_Material for the task_

_ _ _ _ _ _ _

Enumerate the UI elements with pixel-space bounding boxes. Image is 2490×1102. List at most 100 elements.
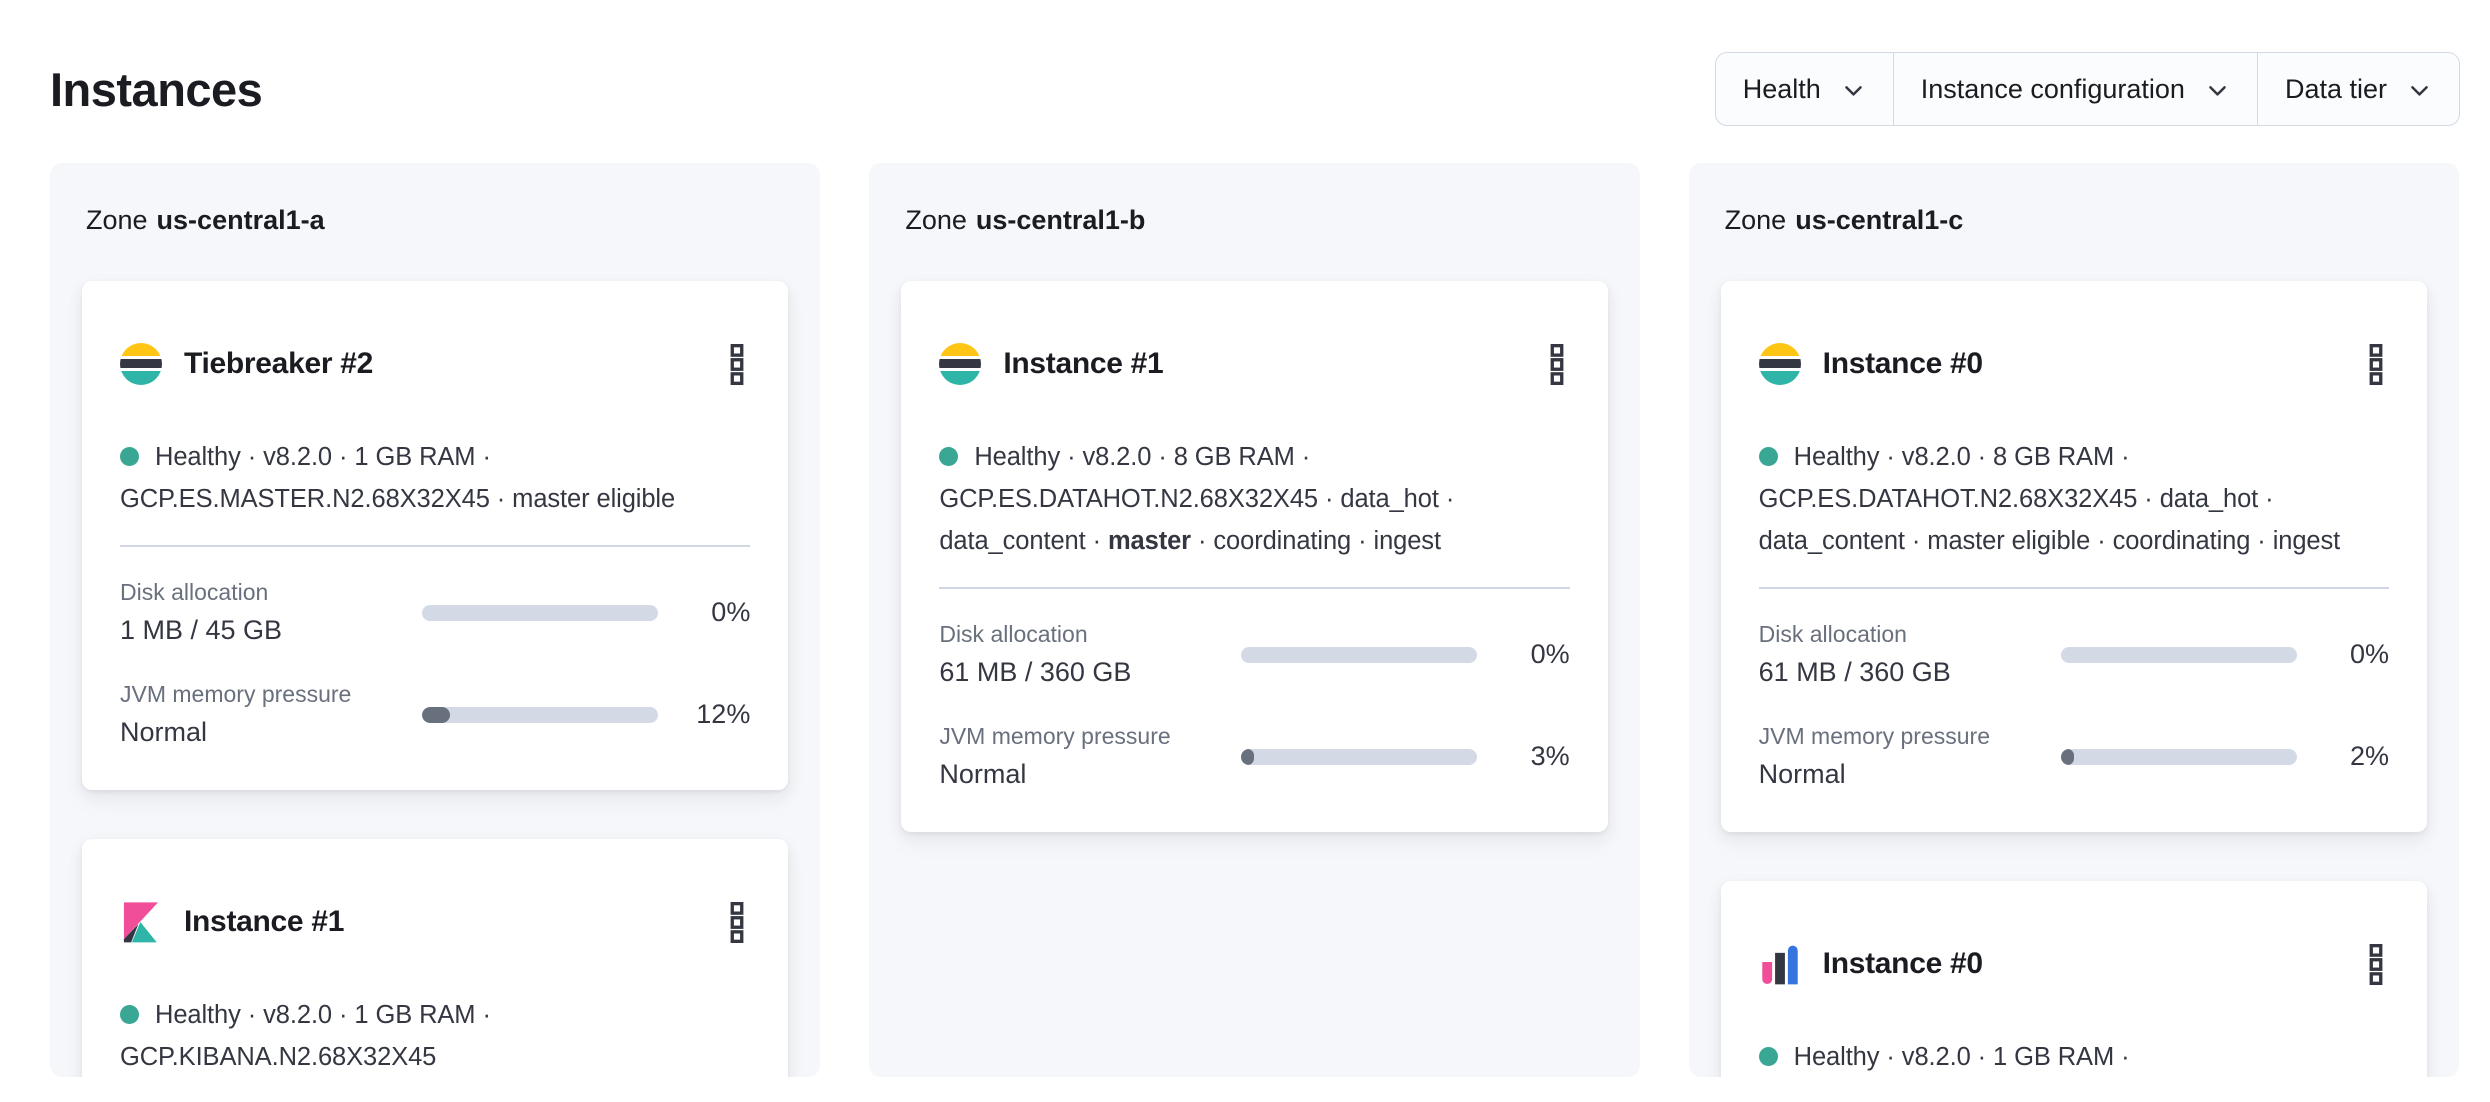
stat-percent: 12% <box>696 699 751 729</box>
progress-bar <box>1241 748 1478 765</box>
chevron-down-icon <box>1841 78 1866 103</box>
divider <box>939 587 1570 589</box>
stat-percent: 3% <box>1530 741 1570 771</box>
stats: Disk allocation 61 MB / 360 GB 0% JVM me… <box>939 619 1569 792</box>
kebab-menu-button[interactable] <box>724 901 750 943</box>
chevron-down-icon <box>2407 78 2432 103</box>
divider <box>120 545 751 547</box>
stat-label: JVM memory pressure <box>939 723 1171 749</box>
stat-percent: 0% <box>2349 639 2389 669</box>
filter-button-label: Instance configuration <box>1920 73 2185 104</box>
stat-row: Disk allocation 61 MB / 360 GB 0% <box>1759 619 2389 690</box>
zone-label: Zone us-central1-c <box>1725 205 2427 236</box>
kebab-menu-button[interactable] <box>1544 343 1570 385</box>
stat-label: Disk allocation <box>1758 621 1907 647</box>
stat-value: Normal <box>120 717 208 747</box>
health-status-dot <box>1758 1047 1778 1066</box>
kebab-menu-button[interactable] <box>724 343 750 385</box>
stat-value: 1 MB / 45 GB <box>120 615 283 645</box>
health-status-dot <box>1758 447 1778 466</box>
progress-fill <box>422 706 451 723</box>
instance-title: Instance #0 <box>1822 947 1983 980</box>
stat-value: 61 MB / 360 GB <box>1758 657 1951 687</box>
zone-panel: Zone us-central1-a Tiebreaker #2 Healt <box>50 163 821 1077</box>
instance-card-header: Tiebreaker #2 <box>120 317 750 411</box>
instance-meta: Healthy · v8.2.0 · 1 GB RAM · GCP.KIBANA… <box>120 1001 491 1071</box>
health-status-dot <box>120 447 139 466</box>
stat-label: Disk allocation <box>120 579 269 605</box>
zones-container: Zone us-central1-a Tiebreaker #2 Healt <box>0 163 2490 1077</box>
zone-label-prefix: Zone <box>1724 205 1787 235</box>
filter-button[interactable]: Instance configuration <box>1892 53 2257 125</box>
elasticsearch-logo-icon <box>120 343 162 385</box>
instance-card-header: Instance #1 <box>120 875 750 969</box>
divider <box>1758 587 2389 589</box>
instance-card-header: Instance #1 <box>939 317 1569 411</box>
zone-name: us-central1-a <box>156 205 325 235</box>
filter-button[interactable]: Health <box>1716 53 1893 125</box>
health-status-dot <box>120 1005 139 1024</box>
stat-row: Disk allocation 61 MB / 360 GB 0% <box>939 619 1569 690</box>
instance-title: Instance #1 <box>1003 347 1164 380</box>
stat-row: JVM memory pressure Normal 3% <box>939 721 1569 792</box>
stat-value: 61 MB / 360 GB <box>939 657 1132 687</box>
progress-bar <box>2060 646 2297 663</box>
zone-name: us-central1-b <box>975 205 1146 235</box>
progress-bar <box>1241 646 1478 663</box>
zone-label: Zone us-central1-b <box>905 205 1607 236</box>
kebab-menu-button[interactable] <box>2363 343 2389 385</box>
stat-label: JVM memory pressure <box>120 681 352 707</box>
stat-percent: 0% <box>1530 639 1570 669</box>
filter-button-label: Health <box>1742 73 1821 104</box>
stat-value: Normal <box>939 759 1027 789</box>
zone-panel: Zone us-central1-b Instance #1 Healthy <box>869 163 1640 1077</box>
instance-title: Tiebreaker #2 <box>184 347 374 380</box>
zone-cards: Tiebreaker #2 Healthy · v8.2.0 · 1 GB RA… <box>82 281 789 1077</box>
zone-label-prefix: Zone <box>905 205 967 235</box>
page-header: Instances Health Instance configuration … <box>0 0 2490 128</box>
kebab-menu-button[interactable] <box>2363 943 2389 985</box>
stat-row: Disk allocation 1 MB / 45 GB 0% <box>120 577 750 648</box>
stat-row: JVM memory pressure Normal 2% <box>1759 721 2389 792</box>
zone-cards: Instance #0 Healthy · v8.2.0 · 8 GB RAM … <box>1720 281 2427 1077</box>
stat-value: Normal <box>1758 759 1846 789</box>
zone-label: Zone us-central1-a <box>86 205 788 236</box>
instance-meta: Healthy · v8.2.0 · 1 GB RAM · GCP.ES.MAS… <box>120 443 676 513</box>
instance-card: Instance #0 Healthy · v8.2.0 · 8 GB RAM … <box>1720 281 2427 832</box>
instance-title: Instance #0 <box>1822 347 1983 380</box>
progress-fill <box>2060 748 2074 765</box>
instance-meta: Healthy · v8.2.0 · 8 GB RAM · GCP.ES.DAT… <box>1758 443 2341 555</box>
elasticsearch-logo-icon <box>1758 343 1801 385</box>
stats: Disk allocation 1 MB / 45 GB 0% JVM memo… <box>120 577 750 750</box>
stat-row: JVM memory pressure Normal 12% <box>120 679 750 750</box>
instance-title: Instance #1 <box>184 905 345 938</box>
instance-card: Instance #0 Healthy · v8.2.0 · 1 GB RAM … <box>1720 881 2427 1077</box>
instance-card: Instance #1 Healthy · v8.2.0 · 8 GB RAM … <box>901 281 1608 832</box>
instance-card-header: Instance #0 <box>1759 917 2389 1011</box>
integrations-server-logo-icon <box>1759 943 1801 985</box>
stat-percent: 2% <box>2349 741 2389 771</box>
progress-bar <box>2060 748 2297 765</box>
page-title: Instances <box>50 62 263 116</box>
instance-card-header: Instance #0 <box>1758 317 2389 411</box>
zone-label-prefix: Zone <box>86 205 148 235</box>
chevron-down-icon <box>2205 78 2230 103</box>
instance-card: Tiebreaker #2 Healthy · v8.2.0 · 1 GB RA… <box>82 281 789 790</box>
kibana-logo-icon <box>120 901 162 943</box>
progress-fill <box>1241 748 1255 765</box>
instance-meta: Healthy · v8.2.0 · 8 GB RAM · GCP.ES.DAT… <box>939 443 1455 555</box>
filter-button-label: Data tier <box>2284 73 2387 104</box>
zone-panel: Zone us-central1-c Instance #0 Healthy <box>1688 163 2459 1077</box>
instance-meta: Healthy · v8.2.0 · 1 GB RAM · GCP.INTEGR… <box>1758 1036 2389 1077</box>
zone-name: us-central1-c <box>1795 205 1964 235</box>
zone-cards: Instance #1 Healthy · v8.2.0 · 8 GB RAM … <box>901 281 1608 832</box>
health-status-dot <box>939 447 959 466</box>
filter-button[interactable]: Data tier <box>2256 53 2459 125</box>
stats: Disk allocation 61 MB / 360 GB 0% JVM me… <box>1759 619 2389 792</box>
stat-label: JVM memory pressure <box>1758 723 1990 749</box>
stat-percent: 0% <box>711 597 751 627</box>
instance-card: Instance #1 Healthy · v8.2.0 · 1 GB RAM … <box>82 839 789 1077</box>
progress-bar <box>422 706 658 723</box>
stat-label: Disk allocation <box>939 621 1088 647</box>
elasticsearch-logo-icon <box>939 343 982 385</box>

_ _ _ _ _ _ _

_Written request_
Copy the material above line for line, keeping every entry and its box coordinates unchanged, and leave out the picture.

_Reply_
Enumerate the UI elements with pixel-space bounding boxes. Image is 2490×1102. List at most 100 elements.
stat-percent: 12% <box>696 699 751 729</box>
progress-bar <box>1241 748 1478 765</box>
chevron-down-icon <box>1841 78 1866 103</box>
divider <box>939 587 1570 589</box>
stat-percent: 3% <box>1530 741 1570 771</box>
stats: Disk allocation 61 MB / 360 GB 0% JVM me… <box>939 619 1569 792</box>
kebab-menu-button[interactable] <box>724 901 750 943</box>
chevron-down-icon <box>2407 78 2432 103</box>
divider <box>120 545 751 547</box>
stat-label: JVM memory pressure <box>939 723 1171 749</box>
stat-percent: 0% <box>2349 639 2389 669</box>
filter-button-label: Instance configuration <box>1920 73 2185 104</box>
stat-row: Disk allocation 61 MB / 360 GB 0% <box>1759 619 2389 690</box>
zone-label: Zone us-central1-c <box>1725 205 2427 236</box>
kebab-menu-button[interactable] <box>1544 343 1570 385</box>
stat-label: Disk allocation <box>1758 621 1907 647</box>
stat-value: Normal <box>120 717 208 747</box>
health-status-dot <box>1758 1047 1778 1066</box>
kebab-menu-button[interactable] <box>724 343 750 385</box>
stat-value: 1 MB / 45 GB <box>120 615 283 645</box>
health-status-dot <box>1758 447 1778 466</box>
progress-fill <box>422 706 451 723</box>
instance-title: Instance #0 <box>1822 947 1983 980</box>
stat-value: 61 MB / 360 GB <box>1758 657 1951 687</box>
zone-panel: Zone us-central1-a Tiebreaker #2 Healt <box>50 163 821 1077</box>
instance-card-header: Tiebreaker #2 <box>120 317 750 411</box>
instance-meta: Healthy · v8.2.0 · 1 GB RAM · GCP.KIBANA… <box>120 1001 491 1071</box>
health-status-dot <box>120 447 139 466</box>
stat-label: Disk allocation <box>120 579 269 605</box>
zones-container: Zone us-central1-a Tiebreaker #2 Healt <box>0 163 2490 1077</box>
zone-label-prefix: Zone <box>1724 205 1787 235</box>
filter-button[interactable]: Instance configuration <box>1892 53 2257 125</box>
elasticsearch-logo-icon <box>120 343 162 385</box>
instance-card-header: Instance #1 <box>120 875 750 969</box>
divider <box>1758 587 2389 589</box>
instance-card-header: Instance #1 <box>939 317 1569 411</box>
zone-name: us-central1-a <box>156 205 325 235</box>
filter-button[interactable]: Health <box>1716 53 1893 125</box>
health-status-dot <box>120 1005 139 1024</box>
stat-row: Disk allocation 61 MB / 360 GB 0% <box>939 619 1569 690</box>
instance-title: Instance #1 <box>1003 347 1164 380</box>
stat-row: JVM memory pressure Normal 3% <box>939 721 1569 792</box>
stat-value: 61 MB / 360 GB <box>939 657 1132 687</box>
progress-bar <box>2060 646 2297 663</box>
zone-name: us-central1-b <box>975 205 1146 235</box>
progress-bar <box>1241 646 1478 663</box>
zone-label: Zone us-central1-b <box>905 205 1607 236</box>
kebab-menu-button[interactable] <box>2363 343 2389 385</box>
stat-label: JVM memory pressure <box>120 681 352 707</box>
stat-percent: 0% <box>1530 639 1570 669</box>
filter-button-label: Health <box>1742 73 1821 104</box>
stat-value: Normal <box>939 759 1027 789</box>
zone-panel: Zone us-central1-b Instance #1 Healthy <box>869 163 1640 1077</box>
instance-title: Tiebreaker #2 <box>184 347 374 380</box>
zone-cards: Tiebreaker #2 Healthy · v8.2.0 · 1 GB RA… <box>82 281 789 1077</box>
zone-label-prefix: Zone <box>905 205 967 235</box>
page-header: Instances Health Instance configuration … <box>0 0 2490 128</box>
kebab-menu-button[interactable] <box>2363 943 2389 985</box>
stat-row: Disk allocation 1 MB / 45 GB 0% <box>120 577 750 648</box>
stat-row: JVM memory pressure Normal 2% <box>1759 721 2389 792</box>
zone-cards: Instance #0 Healthy · v8.2.0 · 8 GB RAM … <box>1720 281 2427 1077</box>
stat-value: Normal <box>1758 759 1846 789</box>
zone-label: Zone us-central1-a <box>86 205 788 236</box>
instance-meta: Healthy · v8.2.0 · 1 GB RAM · GCP.ES.MAS… <box>120 443 676 513</box>
instance-card: Instance #0 Healthy · v8.2.0 · 8 GB RAM … <box>1720 281 2427 832</box>
instance-title: Instance #0 <box>1822 347 1983 380</box>
progress-fill <box>2060 748 2074 765</box>
instance-meta: Healthy · v8.2.0 · 8 GB RAM · GCP.ES.DAT… <box>1758 443 2341 555</box>
elasticsearch-logo-icon <box>1758 343 1801 385</box>
stats: Disk allocation 1 MB / 45 GB 0% JVM memo… <box>120 577 750 750</box>
stat-row: JVM memory pressure Normal 12% <box>120 679 750 750</box>
instance-title: Instance #1 <box>184 905 345 938</box>
instance-card: Instance #0 Healthy · v8.2.0 · 1 GB RAM … <box>1720 881 2427 1077</box>
instance-card: Instance #1 Healthy · v8.2.0 · 8 GB RAM … <box>901 281 1608 832</box>
instance-card-header: Instance #0 <box>1759 917 2389 1011</box>
integrations-server-logo-icon <box>1759 943 1801 985</box>
stat-percent: 2% <box>2349 741 2389 771</box>
progress-bar <box>2060 748 2297 765</box>
page-title: Instances <box>50 62 263 116</box>
instance-card-header: Instance #0 <box>1758 317 2389 411</box>
zone-label-prefix: Zone <box>86 205 148 235</box>
chevron-down-icon <box>2205 78 2230 103</box>
instance-card: Tiebreaker #2 Healthy · v8.2.0 · 1 GB RA… <box>82 281 789 790</box>
kibana-logo-icon <box>120 901 162 943</box>
progress-fill <box>1241 748 1255 765</box>
instance-meta: Healthy · v8.2.0 · 8 GB RAM · GCP.ES.DAT… <box>939 443 1455 555</box>
filter-button-label: Data tier <box>2284 73 2387 104</box>
zone-panel: Zone us-central1-c Instance #0 Healthy <box>1688 163 2459 1077</box>
instance-meta: Healthy · v8.2.0 · 1 GB RAM · GCP.INTEGR… <box>1758 1036 2389 1077</box>
zone-name: us-central1-c <box>1795 205 1964 235</box>
zone-cards: Instance #1 Healthy · v8.2.0 · 8 GB RAM … <box>901 281 1608 832</box>
health-status-dot <box>939 447 959 466</box>
filter-button[interactable]: Data tier <box>2256 53 2459 125</box>
stats: Disk allocation 61 MB / 360 GB 0% JVM me… <box>1759 619 2389 792</box>
stat-label: JVM memory pressure <box>1758 723 1990 749</box>
stat-percent: 0% <box>711 597 751 627</box>
instance-card: Instance #1 Healthy · v8.2.0 · 1 GB RAM … <box>82 839 789 1077</box>
progress-bar <box>422 706 658 723</box>
stat-label: Disk allocation <box>939 621 1088 647</box>
elasticsearch-logo-icon <box>939 343 982 385</box>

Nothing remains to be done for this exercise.